What to do — Make an exact copy of all the data.

━━━━━ Supplied data ━━━━━

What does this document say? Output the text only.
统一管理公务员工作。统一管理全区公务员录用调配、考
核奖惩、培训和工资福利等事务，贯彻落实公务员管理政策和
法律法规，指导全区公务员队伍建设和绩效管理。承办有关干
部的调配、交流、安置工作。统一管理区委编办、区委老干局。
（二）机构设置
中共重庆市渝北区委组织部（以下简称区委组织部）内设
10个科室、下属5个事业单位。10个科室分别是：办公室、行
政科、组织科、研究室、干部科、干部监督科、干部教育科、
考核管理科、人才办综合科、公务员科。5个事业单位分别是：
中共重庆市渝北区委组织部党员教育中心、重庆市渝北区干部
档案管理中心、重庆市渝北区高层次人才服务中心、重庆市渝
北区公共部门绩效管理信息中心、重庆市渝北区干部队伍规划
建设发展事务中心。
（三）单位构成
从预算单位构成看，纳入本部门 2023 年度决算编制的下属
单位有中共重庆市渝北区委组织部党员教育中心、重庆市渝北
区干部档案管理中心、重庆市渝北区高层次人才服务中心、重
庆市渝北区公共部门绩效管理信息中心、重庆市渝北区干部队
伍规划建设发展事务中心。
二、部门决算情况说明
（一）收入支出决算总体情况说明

━━━━━

Correct output —
What does this document say? Output the text only.
统一管理公务员工作。统一管理全区公务员录用调配、考
核奖惩、培训和工资福利等事务，贯彻落实公务员管理政策和
法律法规，指导全区公务员队伍建设和绩效管理。承办有关干
部的调配、交流、安置工作。统一管理区委编办、区委老干局。
（二）机构设置
中共重庆市渝北区委组织部（以下简称区委组织部）内设
10个科室、下属5个事业单位。10个科室分别是：办公室、行
政科、组织科、研究室、干部科、干部监督科、干部教育科、
考核管理科、人才办综合科、公务员科。5个事业单位分别是：
中共重庆市渝北区委组织部党员教育中心、重庆市渝北区干部
档案管理中心、重庆市渝北区高层次人才服务中心、重庆市渝
北区公共部门绩效管理信息中心、重庆市渝北区干部队伍规划
建设发展事务中心。
（三）单位构成
从预算单位构成看，纳入本部门 2023 年度决算编制的下属
单位有中共重庆市渝北区委组织部党员教育中心、重庆市渝北
区干部档案管理中心、重庆市渝北区高层次人才服务中心、重
庆市渝北区公共部门绩效管理信息中心、重庆市渝北区干部队
伍规划建设发展事务中心。
二、部门决算情况说明
（一）收入支出决算总体情况说明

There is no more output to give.